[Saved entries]
....

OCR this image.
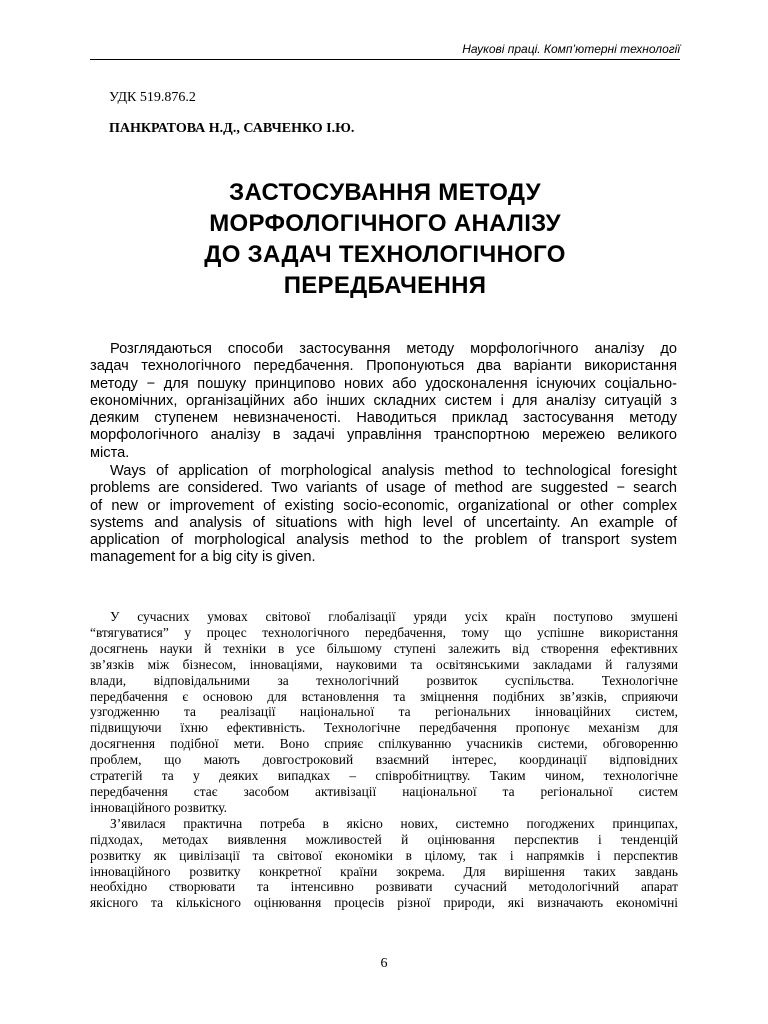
Наукові праці. Комп’ютерні технології
УДК 519.876.2
ПАНКРАТОВА Н.Д., САВЧЕНКО І.Ю.
ЗАСТОСУВАННЯ МЕТОДУ
МОРФОЛОГІЧНОГО АНАЛІЗУ
ДО ЗАДАЧ ТЕХНОЛОГІЧНОГО
ПЕРЕДБАЧЕННЯ
Розглядаються способи застосування методу морфологічного аналізу до
задач технологічного передбачення. Пропонуються два варіанти використання
методу − для пошуку принципово нових або удосконалення існуючих соціально-
економічних, організаційних або інших складних систем і для аналізу ситуацій з
деяким ступенем невизначеності. Наводиться приклад застосування методу
морфологічного аналізу в задачі управління транспортною мережею великого
міста.
Ways of application of morphological analysis method to technological foresight
problems are considered. Two variants of usage of method are suggested − search
of new or improvement of existing socio-economic, organizational or other complex
systems and analysis of situations with high level of uncertainty. An example of
application of morphological analysis method to the problem of transport system
management for a big city is given.
У сучасних умовах світової глобалізації уряди усіх країн поступово змушені
“втягуватися” у процес технологічного передбачення, тому що успішне використання
досягнень науки й техніки в усе більшому ступені залежить від створення ефективних
зв’язків між бізнесом, інноваціями, науковими та освітянськими закладами й галузями
влади, відповідальними за технологічний розвиток суспільства. Технологічне
передбачення є основою для встановлення та зміцнення подібних зв’язків, сприяючи
узгодженню та реалізації національної та регіональних інноваційних систем,
підвищуючи їхню ефективність. Технологічне передбачення пропонує механізм для
досягнення подібної мети. Воно сприяє спілкуванню учасників системи, обговоренню
проблем, що мають довгостроковий взаємний інтерес, координації відповідних
стратегій та у деяких випадках – співробітництву. Таким чином, технологічне
передбачення стає засобом активізації національної та регіональної систем
інноваційного розвитку.
З’явилася практична потреба в якісно нових, системно погоджених принципах,
підходах, методах виявлення можливостей й оцінювання перспектив і тенденцій
розвитку як цивілізації та світової економіки в цілому, так і напрямків і перспектив
інноваційного розвитку конкретної країни зокрема. Для вирішення таких завдань
необхідно створювати та інтенсивно розвивати сучасний методологічний апарат
якісного та кількісного оцінювання процесів різної природи, які визначають економічні
6
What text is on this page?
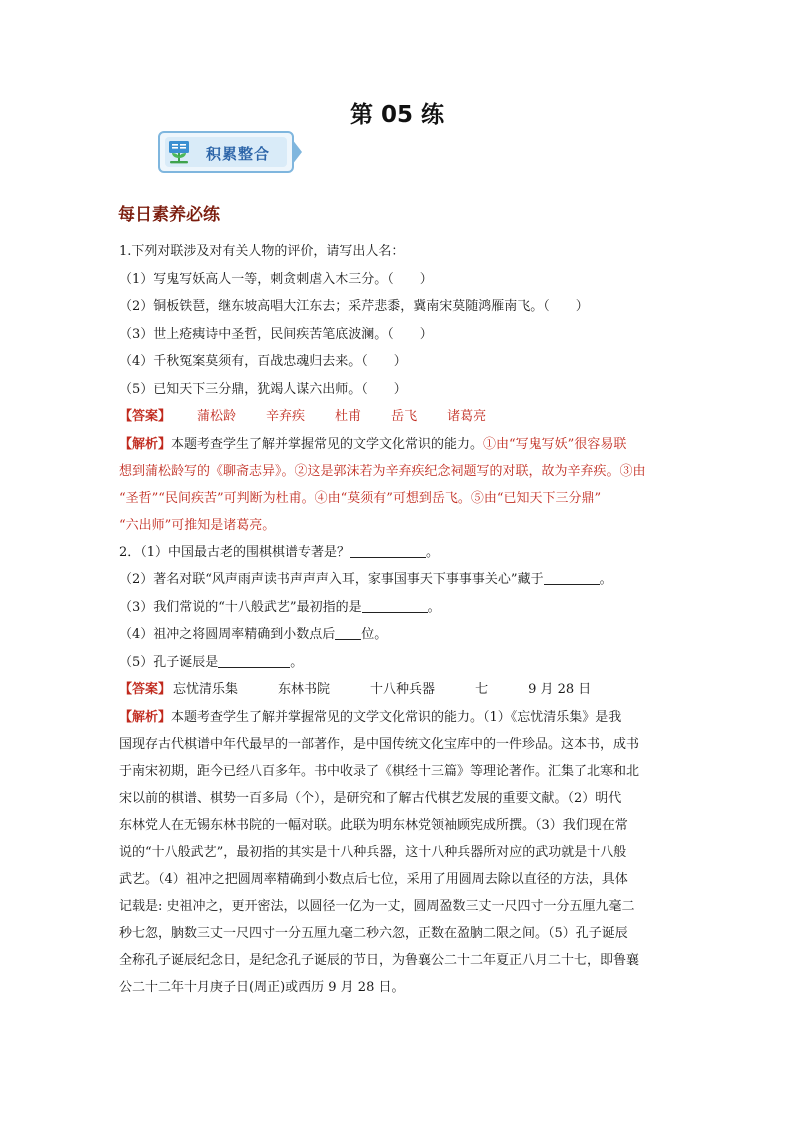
第 05 练
积累整合
每日素养必练
1.下列对联涉及对有关人物的评价，请写出人名：
（1）写鬼写妖高人一等，刺贪刺虐入木三分。（　　）
（2）铜板铁琶，继东坡高唱大江东去；采芹悲黍，冀南宋莫随鸿雁南飞。（　　）
（3）世上疮痍诗中圣哲，民间疾苦笔底波澜。（　　）
（4）千秋冤案莫须有，百战忠魂归去来。（　　）
（5）已知天下三分鼎，犹竭人谋六出师。（　　）
【答案】 蒲松龄 辛弃疾 杜甫 岳飞 诸葛亮
【解析】本题考查学生了解并掌握常见的文学文化常识的能力。①由“写鬼写妖”很容易联
想到蒲松龄写的《聊斋志异》。②这是郭沫若为辛弃疾纪念祠题写的对联，故为辛弃疾。③由
“圣哲”“民间疾苦”可判断为杜甫。④由“莫须有”可想到岳飞。⑤由“已知天下三分鼎”
“六出师”可推知是诸葛亮。
2．（1）中国最古老的围棋棋谱专著是？	。
（2）著名对联“风声雨声读书声声声入耳，家事国事天下事事事关心”藏于	。
（3）我们常说的“十八般武艺”最初指的是	。
（4）祖冲之将圆周率精确到小数点后 位。
（5）孔子诞辰是	。
【答案】 忘忧清乐集	东林书院	十八种兵器	七	9 月 28 日
【解析】本题考查学生了解并掌握常见的文学文化常识的能力。（1）《忘忧清乐集》是我
国现存古代棋谱中年代最早的一部著作，是中国传统文化宝库中的一件珍品。这本书，成书
于南宋初期，距今已经八百多年。书中收录了《棋经十三篇》等理论著作。汇集了北寒和北
宋以前的棋谱、棋势一百多局（个），是研究和了解古代棋艺发展的重要文献。（2）明代
东林党人在无锡东林书院的一幅对联。此联为明东林党领袖顾宪成所撰。（3）我们现在常
说的“十八般武艺”，最初指的其实是十八种兵器，这十八种兵器所对应的武功就是十八般
武艺。（4）祖冲之把圆周率精确到小数点后七位，采用了用圆周去除以直径的方法，具体
记载是: 史祖冲之，更开密法，以圆径一亿为一丈，圆周盈数三丈一尺四寸一分五厘九毫二
秒七忽，朒数三丈一尺四寸一分五厘九毫二秒六忽，正数在盈朒二限之间。（5）孔子诞辰
全称孔子诞辰纪念日，是纪念孔子诞辰的节日，为鲁襄公二十二年夏正八月二十七，即鲁襄
公二十二年十月庚子日(周正)或西历 9 月 28 日。
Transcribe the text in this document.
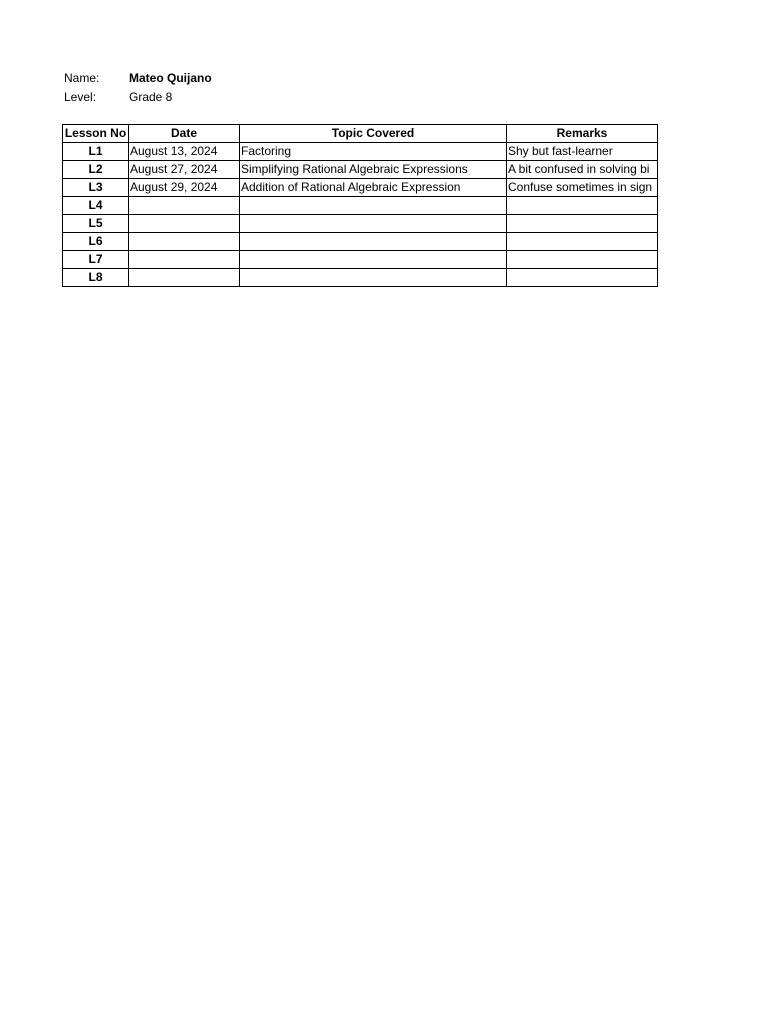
Name:	Mateo Quijano
Level:	Grade 8
Lesson No	Date	Topic Covered	Remarks
L1	August 13, 2024	Factoring	Shy but fast-learner
L2	August 27, 2024	Simplifying Rational Algebraic Expressions	A bit confused in solving bi
L3	August 29, 2024	Addition of Rational Algebraic Expression	Confuse sometimes in sign
L4			
L5			
L6			
L7			
L8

....

Could you repeat, exactly and with nothing else, the lines from the one containing "Transcribe the text in this document." through the last line of the records above, leaving out the pictures?

Full answer —
Transcribe the text in this document.
Name:	Mateo Quijano
Level:	Grade 8
Lesson No	Date	Topic Covered	Remarks
L1	August 13, 2024	Factoring	Shy but fast-learner
L2	August 27, 2024	Simplifying Rational Algebraic Expressions	A bit confused in solving bi
L3	August 29, 2024	Addition of Rational Algebraic Expression	Confuse sometimes in sign
L4			
L5			
L6			
L7			
L8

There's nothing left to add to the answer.